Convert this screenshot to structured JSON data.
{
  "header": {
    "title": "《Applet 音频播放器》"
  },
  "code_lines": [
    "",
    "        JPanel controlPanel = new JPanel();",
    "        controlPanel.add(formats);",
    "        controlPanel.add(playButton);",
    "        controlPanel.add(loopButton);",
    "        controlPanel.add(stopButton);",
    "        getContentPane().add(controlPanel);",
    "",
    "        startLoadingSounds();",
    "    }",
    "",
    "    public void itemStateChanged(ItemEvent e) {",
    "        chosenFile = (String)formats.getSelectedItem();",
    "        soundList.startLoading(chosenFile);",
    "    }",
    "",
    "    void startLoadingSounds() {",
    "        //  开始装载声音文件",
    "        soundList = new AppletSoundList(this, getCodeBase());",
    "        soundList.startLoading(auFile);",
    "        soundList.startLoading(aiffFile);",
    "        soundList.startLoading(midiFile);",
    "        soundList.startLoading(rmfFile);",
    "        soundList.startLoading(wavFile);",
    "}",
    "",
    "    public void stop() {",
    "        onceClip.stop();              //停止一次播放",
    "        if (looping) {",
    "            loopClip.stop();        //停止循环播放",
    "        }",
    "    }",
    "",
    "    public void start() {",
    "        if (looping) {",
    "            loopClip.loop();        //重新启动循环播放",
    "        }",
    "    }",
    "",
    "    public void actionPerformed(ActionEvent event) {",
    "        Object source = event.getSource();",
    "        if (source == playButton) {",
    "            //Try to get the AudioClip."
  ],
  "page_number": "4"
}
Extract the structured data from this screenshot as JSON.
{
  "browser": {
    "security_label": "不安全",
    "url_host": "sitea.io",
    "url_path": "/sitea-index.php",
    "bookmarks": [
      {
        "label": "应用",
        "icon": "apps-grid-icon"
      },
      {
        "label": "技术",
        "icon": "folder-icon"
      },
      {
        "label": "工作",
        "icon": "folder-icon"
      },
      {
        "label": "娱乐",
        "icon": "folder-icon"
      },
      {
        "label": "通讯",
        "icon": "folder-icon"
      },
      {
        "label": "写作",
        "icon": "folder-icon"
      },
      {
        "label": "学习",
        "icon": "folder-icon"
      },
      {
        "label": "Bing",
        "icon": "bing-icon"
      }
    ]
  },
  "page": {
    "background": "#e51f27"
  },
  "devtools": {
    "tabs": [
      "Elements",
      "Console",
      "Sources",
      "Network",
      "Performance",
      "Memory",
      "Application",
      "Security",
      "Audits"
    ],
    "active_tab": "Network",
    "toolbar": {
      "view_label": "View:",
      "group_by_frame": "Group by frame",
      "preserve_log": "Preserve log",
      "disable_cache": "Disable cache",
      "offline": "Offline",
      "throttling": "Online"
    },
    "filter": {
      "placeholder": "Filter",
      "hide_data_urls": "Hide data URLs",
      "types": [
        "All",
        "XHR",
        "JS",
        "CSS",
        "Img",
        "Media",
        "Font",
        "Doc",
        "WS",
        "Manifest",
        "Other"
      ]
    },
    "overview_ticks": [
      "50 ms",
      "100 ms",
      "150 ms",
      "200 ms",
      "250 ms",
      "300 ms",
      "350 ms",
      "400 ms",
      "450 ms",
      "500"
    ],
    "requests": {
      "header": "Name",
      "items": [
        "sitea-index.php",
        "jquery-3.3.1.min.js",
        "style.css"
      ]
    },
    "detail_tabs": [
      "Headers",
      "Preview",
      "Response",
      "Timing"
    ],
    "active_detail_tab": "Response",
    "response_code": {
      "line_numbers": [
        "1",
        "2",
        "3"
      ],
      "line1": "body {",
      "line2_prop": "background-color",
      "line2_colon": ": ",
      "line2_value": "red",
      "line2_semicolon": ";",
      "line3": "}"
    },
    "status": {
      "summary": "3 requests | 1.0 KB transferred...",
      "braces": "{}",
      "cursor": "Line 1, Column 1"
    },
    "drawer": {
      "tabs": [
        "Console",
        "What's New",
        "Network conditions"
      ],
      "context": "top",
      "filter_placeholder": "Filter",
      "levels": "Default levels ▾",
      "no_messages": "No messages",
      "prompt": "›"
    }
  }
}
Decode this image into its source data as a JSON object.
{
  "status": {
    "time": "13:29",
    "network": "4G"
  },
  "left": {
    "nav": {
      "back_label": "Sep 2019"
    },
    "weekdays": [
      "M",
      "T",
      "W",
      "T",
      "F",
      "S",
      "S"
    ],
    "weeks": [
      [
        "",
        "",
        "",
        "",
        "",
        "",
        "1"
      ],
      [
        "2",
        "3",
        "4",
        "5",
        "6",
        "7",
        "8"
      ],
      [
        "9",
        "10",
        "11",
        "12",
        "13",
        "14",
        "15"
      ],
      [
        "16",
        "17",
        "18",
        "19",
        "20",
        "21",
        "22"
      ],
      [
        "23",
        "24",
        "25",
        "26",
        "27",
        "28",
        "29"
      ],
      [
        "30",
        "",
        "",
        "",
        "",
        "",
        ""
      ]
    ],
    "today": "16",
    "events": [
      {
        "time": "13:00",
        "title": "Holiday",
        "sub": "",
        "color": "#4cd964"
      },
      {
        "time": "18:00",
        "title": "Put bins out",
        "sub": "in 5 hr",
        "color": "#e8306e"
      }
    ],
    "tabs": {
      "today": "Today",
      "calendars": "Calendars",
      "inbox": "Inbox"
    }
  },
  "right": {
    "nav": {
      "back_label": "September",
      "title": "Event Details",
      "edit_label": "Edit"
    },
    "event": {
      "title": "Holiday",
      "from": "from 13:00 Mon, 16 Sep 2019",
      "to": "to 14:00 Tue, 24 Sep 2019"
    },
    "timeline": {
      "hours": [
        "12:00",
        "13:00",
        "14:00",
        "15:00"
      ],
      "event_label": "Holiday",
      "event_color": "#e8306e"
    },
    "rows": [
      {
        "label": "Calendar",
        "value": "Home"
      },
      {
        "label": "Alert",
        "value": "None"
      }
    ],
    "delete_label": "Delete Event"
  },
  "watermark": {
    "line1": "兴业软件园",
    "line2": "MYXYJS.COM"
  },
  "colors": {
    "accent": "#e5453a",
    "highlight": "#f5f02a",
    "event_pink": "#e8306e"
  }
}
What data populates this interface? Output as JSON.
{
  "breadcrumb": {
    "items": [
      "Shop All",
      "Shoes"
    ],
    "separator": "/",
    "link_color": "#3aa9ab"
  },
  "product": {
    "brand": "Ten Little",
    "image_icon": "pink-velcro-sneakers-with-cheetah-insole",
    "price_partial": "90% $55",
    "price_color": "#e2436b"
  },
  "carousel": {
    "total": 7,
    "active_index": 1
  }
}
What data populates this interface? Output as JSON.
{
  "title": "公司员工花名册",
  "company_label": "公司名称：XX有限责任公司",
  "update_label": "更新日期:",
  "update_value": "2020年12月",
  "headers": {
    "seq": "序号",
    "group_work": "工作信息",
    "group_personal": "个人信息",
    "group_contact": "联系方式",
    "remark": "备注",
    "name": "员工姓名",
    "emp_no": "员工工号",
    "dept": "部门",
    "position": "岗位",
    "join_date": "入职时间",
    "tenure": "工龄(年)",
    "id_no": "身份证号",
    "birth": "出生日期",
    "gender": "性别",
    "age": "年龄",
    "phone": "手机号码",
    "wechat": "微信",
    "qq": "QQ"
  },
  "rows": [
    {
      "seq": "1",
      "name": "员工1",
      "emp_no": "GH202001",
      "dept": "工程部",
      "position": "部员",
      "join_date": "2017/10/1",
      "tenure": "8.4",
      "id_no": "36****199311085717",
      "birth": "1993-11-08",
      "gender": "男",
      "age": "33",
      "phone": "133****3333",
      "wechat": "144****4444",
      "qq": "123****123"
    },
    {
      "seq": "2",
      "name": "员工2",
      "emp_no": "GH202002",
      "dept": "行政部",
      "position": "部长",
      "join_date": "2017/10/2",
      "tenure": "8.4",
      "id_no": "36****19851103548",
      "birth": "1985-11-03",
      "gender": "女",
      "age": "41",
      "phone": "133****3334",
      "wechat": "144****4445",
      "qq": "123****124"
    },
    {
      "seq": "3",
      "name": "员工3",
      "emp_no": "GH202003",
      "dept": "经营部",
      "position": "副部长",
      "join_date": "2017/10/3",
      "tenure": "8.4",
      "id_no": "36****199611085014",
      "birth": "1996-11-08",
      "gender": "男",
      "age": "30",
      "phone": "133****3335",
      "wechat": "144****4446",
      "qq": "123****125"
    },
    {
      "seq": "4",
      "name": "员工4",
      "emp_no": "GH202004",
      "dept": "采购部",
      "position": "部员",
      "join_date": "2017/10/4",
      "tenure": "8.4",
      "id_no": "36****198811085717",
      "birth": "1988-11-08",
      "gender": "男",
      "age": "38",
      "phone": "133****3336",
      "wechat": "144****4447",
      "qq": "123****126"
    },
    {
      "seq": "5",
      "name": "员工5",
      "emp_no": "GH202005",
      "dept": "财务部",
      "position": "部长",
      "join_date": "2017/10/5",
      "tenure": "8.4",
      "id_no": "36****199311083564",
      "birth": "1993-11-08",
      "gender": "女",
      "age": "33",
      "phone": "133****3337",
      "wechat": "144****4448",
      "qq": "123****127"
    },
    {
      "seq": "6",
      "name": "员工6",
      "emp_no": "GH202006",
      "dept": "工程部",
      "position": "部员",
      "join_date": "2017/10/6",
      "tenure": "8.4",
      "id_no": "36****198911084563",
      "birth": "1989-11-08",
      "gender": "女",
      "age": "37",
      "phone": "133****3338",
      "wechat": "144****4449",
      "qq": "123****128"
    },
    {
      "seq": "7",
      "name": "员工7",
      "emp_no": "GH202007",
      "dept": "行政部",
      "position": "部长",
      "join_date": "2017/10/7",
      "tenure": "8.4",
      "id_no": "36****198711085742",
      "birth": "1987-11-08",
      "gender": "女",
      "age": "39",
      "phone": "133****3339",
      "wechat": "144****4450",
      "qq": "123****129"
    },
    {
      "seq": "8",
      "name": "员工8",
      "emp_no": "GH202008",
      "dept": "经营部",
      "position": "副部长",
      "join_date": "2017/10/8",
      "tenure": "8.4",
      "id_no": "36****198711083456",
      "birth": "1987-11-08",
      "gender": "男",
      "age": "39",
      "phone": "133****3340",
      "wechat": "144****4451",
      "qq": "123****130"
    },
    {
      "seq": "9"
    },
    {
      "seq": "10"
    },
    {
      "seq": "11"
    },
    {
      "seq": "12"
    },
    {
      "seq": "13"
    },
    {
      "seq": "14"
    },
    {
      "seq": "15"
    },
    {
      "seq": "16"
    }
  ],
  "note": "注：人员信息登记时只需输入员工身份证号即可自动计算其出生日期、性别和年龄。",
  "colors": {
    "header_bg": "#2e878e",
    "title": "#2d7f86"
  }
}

= = =

Task statement: For each line of the listing that holds the word "sitea", show that line.

Output for this task:
    "url_host": "sitea.io",
    "url_path": "/sitea-index.php",
        "sitea-index.php",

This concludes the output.